**Given instruction**
Transcribe the lines exactly as they appear, beginning with the line containing "row-value: 无 — [930, 172, 976, 226]" and ending with the line containing "password-settings-button[interactable]: 密码设置 —", both included.

**Data listing**
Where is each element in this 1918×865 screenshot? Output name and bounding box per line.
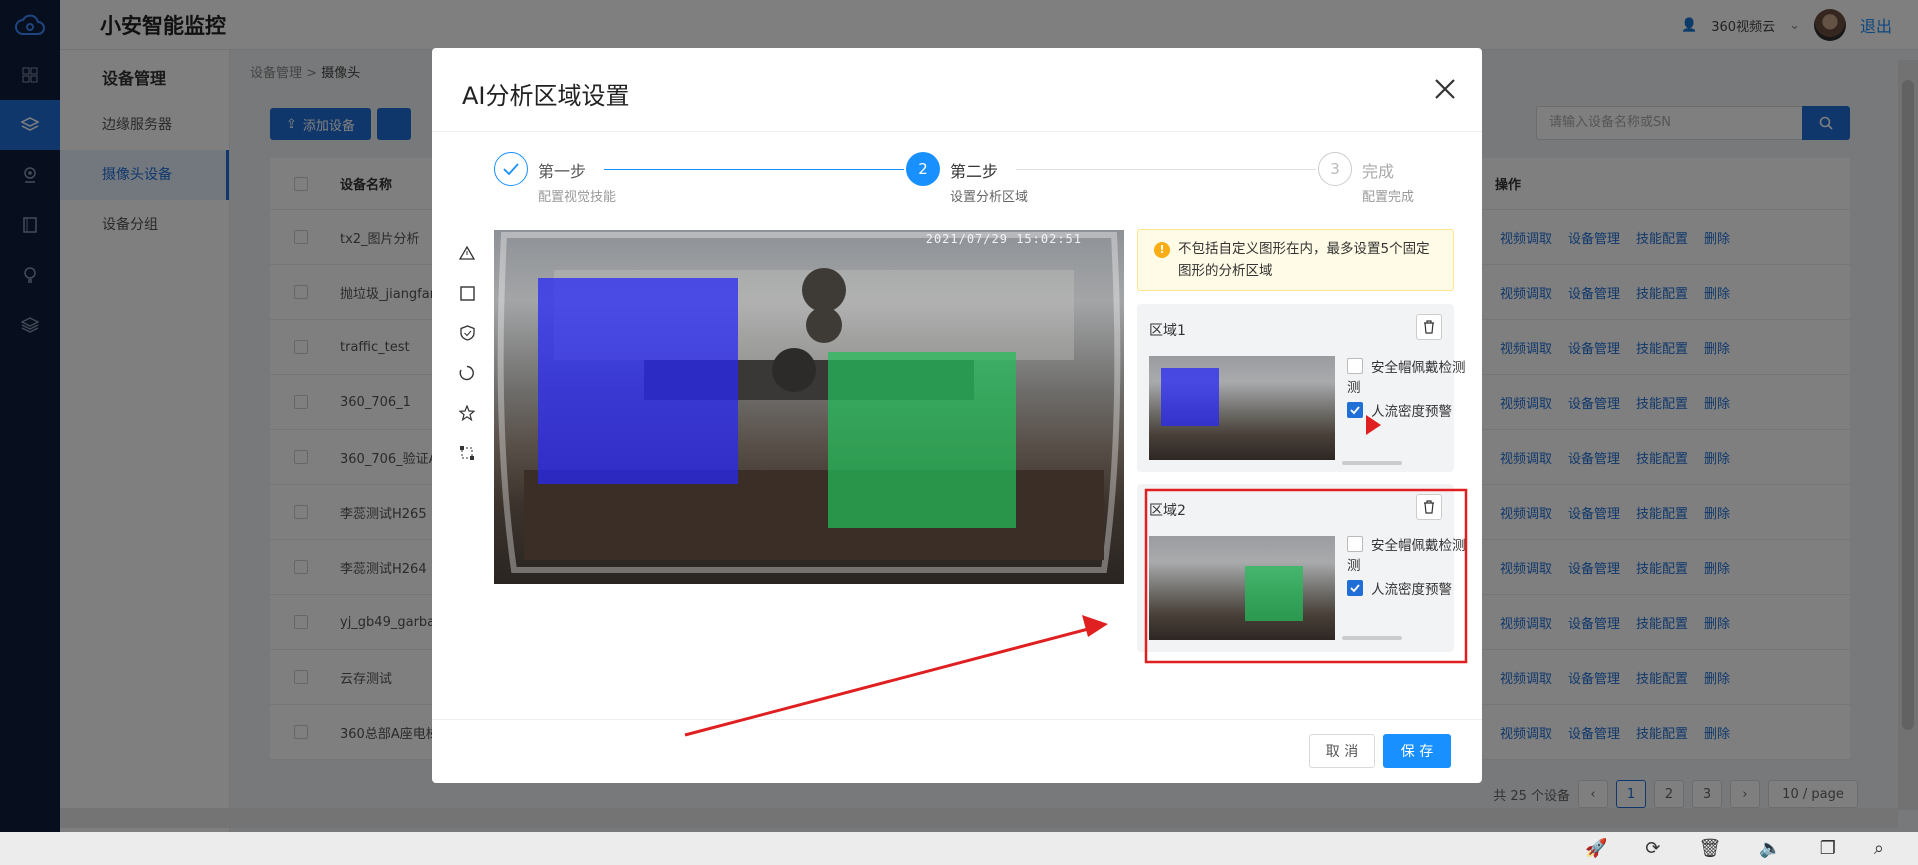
zone-2-crowd-label: 人流密度预警 bbox=[1371, 582, 1452, 598]
zone-2-crowd-checkbox[interactable] bbox=[1347, 580, 1363, 596]
step-3-title: 完成 bbox=[1362, 162, 1395, 181]
zone-2-thumbnail bbox=[1149, 536, 1335, 640]
polygon-icon[interactable] bbox=[452, 433, 482, 473]
step-line-2 bbox=[1016, 169, 1316, 170]
zone-1-thumbnail-overlay bbox=[1161, 368, 1219, 426]
close-icon[interactable] bbox=[1430, 74, 1460, 104]
zone-2-thumbnail-overlay bbox=[1245, 566, 1303, 621]
shape-toolbar bbox=[452, 233, 482, 473]
refresh-icon[interactable]: ⟳ bbox=[1645, 838, 1660, 859]
step-progress: 第一步 配置视觉技能 2 第二步 设置分析区域 3 完成 配置完成 bbox=[494, 152, 1424, 212]
zone-2-overlay[interactable] bbox=[828, 352, 1016, 528]
circle-icon[interactable] bbox=[452, 353, 482, 393]
zone-2-trash-icon[interactable] bbox=[1416, 494, 1442, 520]
preview-timestamp: 2021/07/29 15:02:51 bbox=[925, 232, 1082, 246]
zone-2-card: 区域2 安全帽佩戴检测 测 人流密度预警 bbox=[1137, 484, 1466, 652]
zone-1-label: 区域1 bbox=[1149, 323, 1186, 339]
zone-1-crowd-label: 人流密度预警 bbox=[1371, 404, 1452, 420]
zone-1-thumbnail bbox=[1149, 356, 1335, 460]
step-2-title: 第二步 bbox=[950, 162, 999, 181]
zone-1-overlay[interactable] bbox=[538, 278, 738, 484]
zone-2-label: 区域2 bbox=[1149, 503, 1186, 519]
zone-2-helmet-label: 安全帽佩戴检测 bbox=[1371, 538, 1466, 554]
step-3-number: 3 bbox=[1318, 152, 1352, 186]
zone-limit-notice: ! 不包括自定义图形在内，最多设置5个固定图形的分析区域 bbox=[1137, 229, 1454, 291]
zone-1-trash-icon[interactable] bbox=[1416, 314, 1442, 340]
star-icon[interactable] bbox=[452, 393, 482, 433]
modal-title: AI分析区域设置 bbox=[462, 82, 630, 110]
zone-2-wrap-text: 测 bbox=[1347, 558, 1361, 574]
save-button[interactable]: 保 存 bbox=[1383, 734, 1451, 768]
zone-1-helmet-checkbox[interactable] bbox=[1347, 358, 1363, 374]
modal-footer: 取 消 保 存 bbox=[432, 719, 1482, 783]
step-1-check-icon bbox=[494, 152, 528, 186]
zone-1-helmet-label: 安全帽佩戴检测 bbox=[1371, 360, 1466, 376]
trash-icon[interactable]: 🗑 bbox=[1698, 838, 1721, 859]
window-icon[interactable]: ❐ bbox=[1820, 838, 1836, 859]
notice-text: 不包括自定义图形在内，最多设置5个固定图形的分析区域 bbox=[1178, 241, 1430, 279]
modal-header: AI分析区域设置 bbox=[432, 48, 1482, 132]
step-line-1 bbox=[604, 169, 904, 170]
step-3-desc: 配置完成 bbox=[1362, 190, 1415, 205]
step-2-number: 2 bbox=[906, 152, 940, 186]
square-icon[interactable] bbox=[452, 273, 482, 313]
step-1-desc: 配置视觉技能 bbox=[538, 190, 617, 205]
zone-2-scrollbar[interactable] bbox=[1342, 636, 1402, 640]
zone-1-crowd-checkbox[interactable] bbox=[1347, 402, 1363, 418]
warning-icon: ! bbox=[1154, 242, 1170, 258]
step-2-desc: 设置分析区域 bbox=[950, 190, 1029, 205]
cancel-button[interactable]: 取 消 bbox=[1309, 734, 1375, 768]
search-icon[interactable]: ⌕ bbox=[1874, 838, 1884, 859]
zone-1-scrollbar[interactable] bbox=[1342, 461, 1402, 465]
speaker-icon[interactable]: 🔈 bbox=[1759, 838, 1781, 859]
camera-preview[interactable]: 2021/07/29 15:02:51 bbox=[494, 230, 1124, 584]
shield-icon[interactable] bbox=[452, 313, 482, 353]
step-1-title: 第一步 bbox=[538, 162, 587, 181]
triangle-icon[interactable] bbox=[452, 233, 482, 273]
system-tray: 🚀 ⟳ 🗑 🔈 ❐ ⌕ bbox=[0, 832, 1918, 865]
rocket-icon[interactable]: 🚀 bbox=[1585, 838, 1607, 859]
zone-1-card: 区域1 安全帽佩戴检测 测 人流密度预警 bbox=[1137, 304, 1466, 472]
ai-zone-modal: AI分析区域设置 第一步 配置视觉技能 2 第二步 设置分析区域 3 完成 配置… bbox=[432, 48, 1482, 783]
zone-2-helmet-checkbox[interactable] bbox=[1347, 536, 1363, 552]
zone-1-wrap-text: 测 bbox=[1347, 380, 1361, 396]
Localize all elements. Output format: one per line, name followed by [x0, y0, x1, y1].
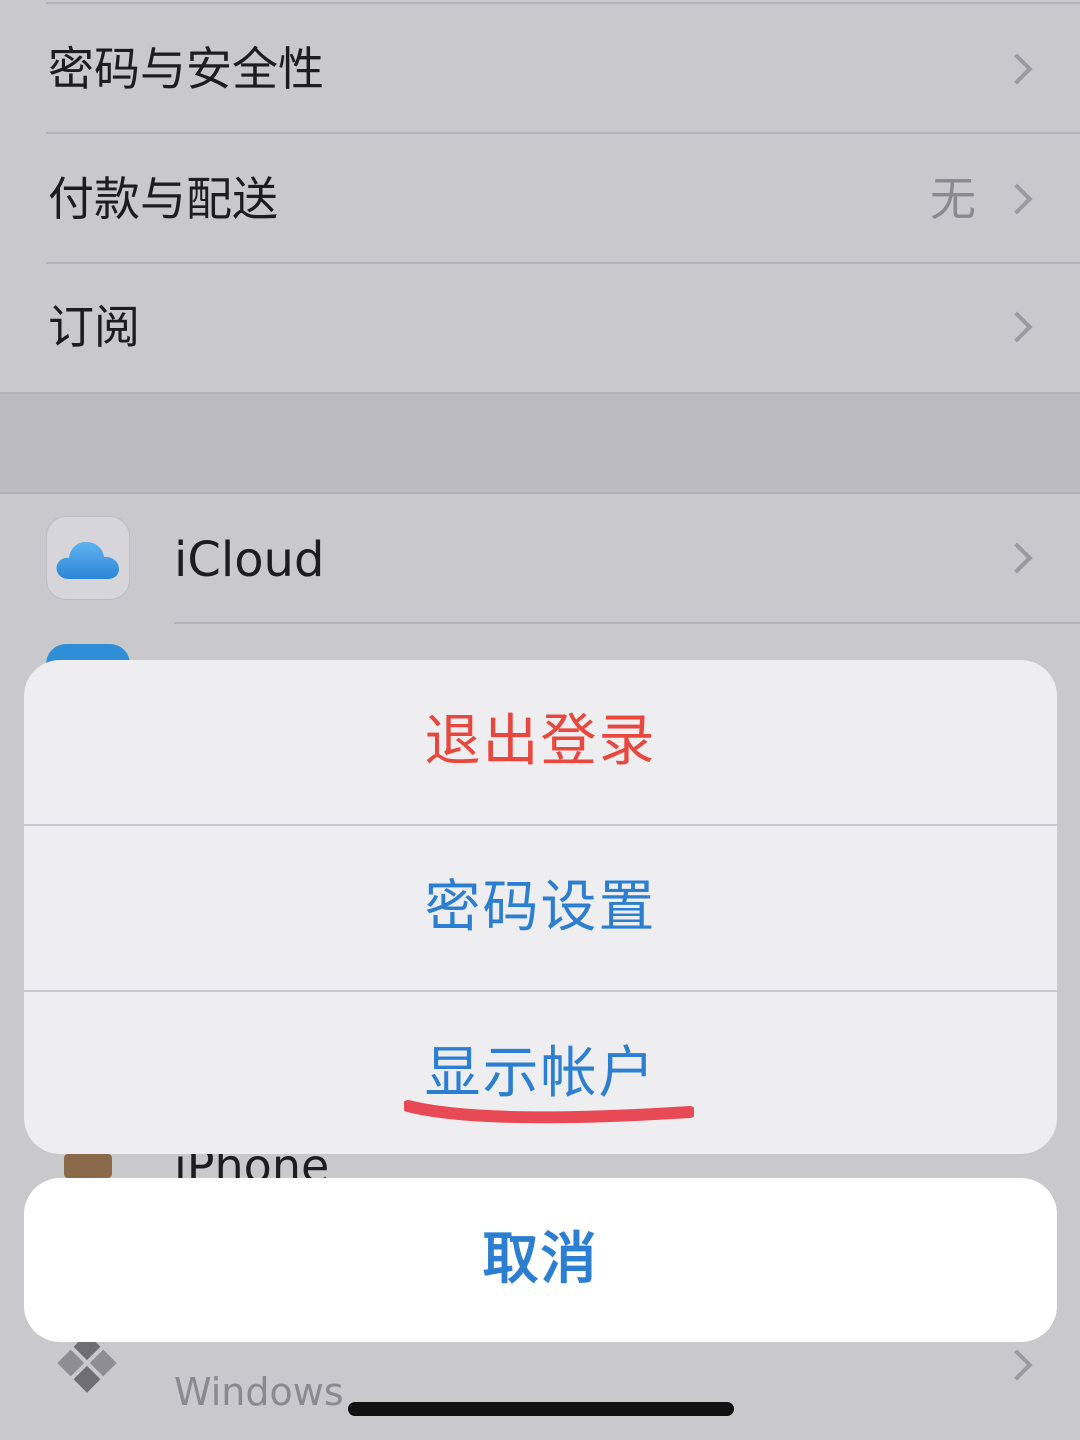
row-value: 无 — [930, 172, 976, 226]
icloud-icon — [46, 516, 130, 600]
chevron-right-icon — [1001, 542, 1033, 574]
row-subscriptions[interactable]: 订阅 — [0, 262, 1080, 392]
iphone-device-icon — [64, 1154, 112, 1178]
show-account-button[interactable]: 显示帐户 — [24, 992, 1057, 1154]
account-settings-group: 密码与安全性 付款与配送 无 订阅 — [0, 0, 1080, 392]
cancel-button[interactable]: 取消 — [24, 1178, 1057, 1342]
chevron-right-icon — [1001, 311, 1033, 343]
section-separator — [0, 392, 1080, 494]
action-sheet: 退出登录 密码设置 显示帐户 — [24, 660, 1057, 1154]
sign-out-button[interactable]: 退出登录 — [24, 660, 1057, 824]
chevron-right-icon — [1001, 53, 1033, 85]
red-underline-annotation — [404, 1100, 694, 1124]
device-windows-subtitle: Windows — [174, 1370, 344, 1414]
row-label: 订阅 — [48, 300, 140, 354]
home-indicator[interactable] — [348, 1402, 734, 1416]
row-payment-shipping[interactable]: 付款与配送 无 — [0, 134, 1080, 264]
row-label: 密码与安全性 — [48, 42, 324, 96]
icloud-label: iCloud — [174, 532, 325, 588]
chevron-right-icon — [1001, 183, 1033, 215]
row-divider — [174, 622, 1080, 624]
row-icloud[interactable]: iCloud — [0, 494, 1080, 624]
row-password-security[interactable]: 密码与安全性 — [0, 4, 1080, 134]
row-label: 付款与配送 — [48, 172, 278, 226]
password-settings-button[interactable]: 密码设置 — [24, 826, 1057, 990]
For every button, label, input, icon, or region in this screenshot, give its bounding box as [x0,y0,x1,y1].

**The completed task**
row-value: 无 — [930, 172, 976, 226]
icloud-icon — [46, 516, 130, 600]
chevron-right-icon — [1001, 542, 1033, 574]
row-subscriptions[interactable]: 订阅 — [0, 262, 1080, 392]
iphone-device-icon — [64, 1154, 112, 1178]
show-account-button[interactable]: 显示帐户 — [24, 992, 1057, 1154]
account-settings-group: 密码与安全性 付款与配送 无 订阅 — [0, 0, 1080, 392]
cancel-button[interactable]: 取消 — [24, 1178, 1057, 1342]
chevron-right-icon — [1001, 311, 1033, 343]
section-separator — [0, 392, 1080, 494]
action-sheet: 退出登录 密码设置 显示帐户 — [24, 660, 1057, 1154]
sign-out-button[interactable]: 退出登录 — [24, 660, 1057, 824]
chevron-right-icon — [1001, 53, 1033, 85]
red-underline-annotation — [404, 1100, 694, 1124]
device-windows-subtitle: Windows — [174, 1370, 344, 1414]
row-label: 订阅 — [48, 300, 140, 354]
home-indicator[interactable] — [348, 1402, 734, 1416]
row-payment-shipping[interactable]: 付款与配送 无 — [0, 134, 1080, 264]
row-label: 密码与安全性 — [48, 42, 324, 96]
icloud-label: iCloud — [174, 532, 325, 588]
chevron-right-icon — [1001, 183, 1033, 215]
row-divider — [174, 622, 1080, 624]
row-icloud[interactable]: iCloud — [0, 494, 1080, 624]
row-password-security[interactable]: 密码与安全性 — [0, 4, 1080, 134]
row-label: 付款与配送 — [48, 172, 278, 226]
password-settings-button[interactable]: 密码设置 — [24, 826, 1057, 990]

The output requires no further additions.